■ **Requirement**: Reproduce the data below in full and exclude every picture.
## START Raw data
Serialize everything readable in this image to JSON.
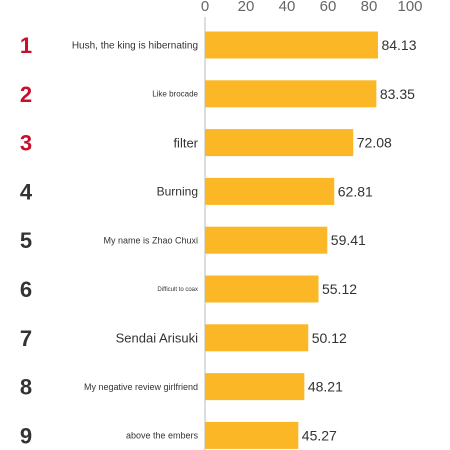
{
  "chart_data": {
    "type": "bar",
    "orientation": "horizontal",
    "xlim": [
      0,
      100
    ],
    "x_ticks": [
      "0",
      "20",
      "40",
      "60",
      "80",
      "100"
    ],
    "colors": {
      "bar": "#FBB726",
      "axis": "#bbbbbb",
      "rank_top": "#C8102E",
      "rank_other": "#333333"
    },
    "categories": [
      {
        "rank": "1",
        "name": "Hush, the king is hibernating",
        "value": 84.13,
        "value_label": "84.13"
      },
      {
        "rank": "2",
        "name": "Like brocade",
        "value": 83.35,
        "value_label": "83.35"
      },
      {
        "rank": "3",
        "name": "filter",
        "value": 72.08,
        "value_label": "72.08"
      },
      {
        "rank": "4",
        "name": "Burning",
        "value": 62.81,
        "value_label": "62.81"
      },
      {
        "rank": "5",
        "name": "My name is Zhao Chuxi",
        "value": 59.41,
        "value_label": "59.41"
      },
      {
        "rank": "6",
        "name": "Difficult to coax",
        "value": 55.12,
        "value_label": "55.12"
      },
      {
        "rank": "7",
        "name": "Sendai Arisuki",
        "value": 50.12,
        "value_label": "50.12"
      },
      {
        "rank": "8",
        "name": "My negative review girlfriend",
        "value": 48.21,
        "value_label": "48.21"
      },
      {
        "rank": "9",
        "name": "above the embers",
        "value": 45.27,
        "value_label": "45.27"
      }
    ]
  }
}
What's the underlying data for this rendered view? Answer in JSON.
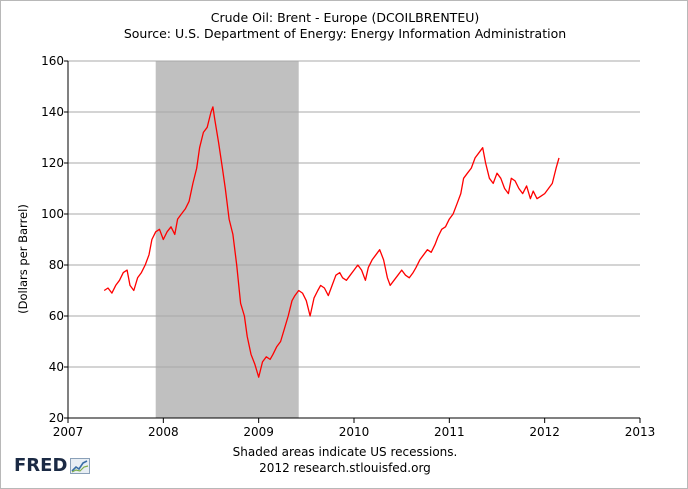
## END Raw data
■ **Answer to the problem**:
Serialize everything readable in this image to JSON.
{
  "chart_data": {
    "type": "bar",
    "orientation": "horizontal",
    "xlim": [
      0,
      100
    ],
    "x_ticks": [
      "0",
      "20",
      "40",
      "60",
      "80",
      "100"
    ],
    "colors": {
      "bar": "#FBB726",
      "axis": "#bbbbbb",
      "rank_top": "#C8102E",
      "rank_other": "#333333"
    },
    "categories": [
      {
        "rank": "1",
        "name": "Hush, the king is hibernating",
        "value": 84.13,
        "value_label": "84.13"
      },
      {
        "rank": "2",
        "name": "Like brocade",
        "value": 83.35,
        "value_label": "83.35"
      },
      {
        "rank": "3",
        "name": "filter",
        "value": 72.08,
        "value_label": "72.08"
      },
      {
        "rank": "4",
        "name": "Burning",
        "value": 62.81,
        "value_label": "62.81"
      },
      {
        "rank": "5",
        "name": "My name is Zhao Chuxi",
        "value": 59.41,
        "value_label": "59.41"
      },
      {
        "rank": "6",
        "name": "Difficult to coax",
        "value": 55.12,
        "value_label": "55.12"
      },
      {
        "rank": "7",
        "name": "Sendai Arisuki",
        "value": 50.12,
        "value_label": "50.12"
      },
      {
        "rank": "8",
        "name": "My negative review girlfriend",
        "value": 48.21,
        "value_label": "48.21"
      },
      {
        "rank": "9",
        "name": "above the embers",
        "value": 45.27,
        "value_label": "45.27"
      }
    ]
  }
}
What's the underlying data for this rendered view? Answer in JSON.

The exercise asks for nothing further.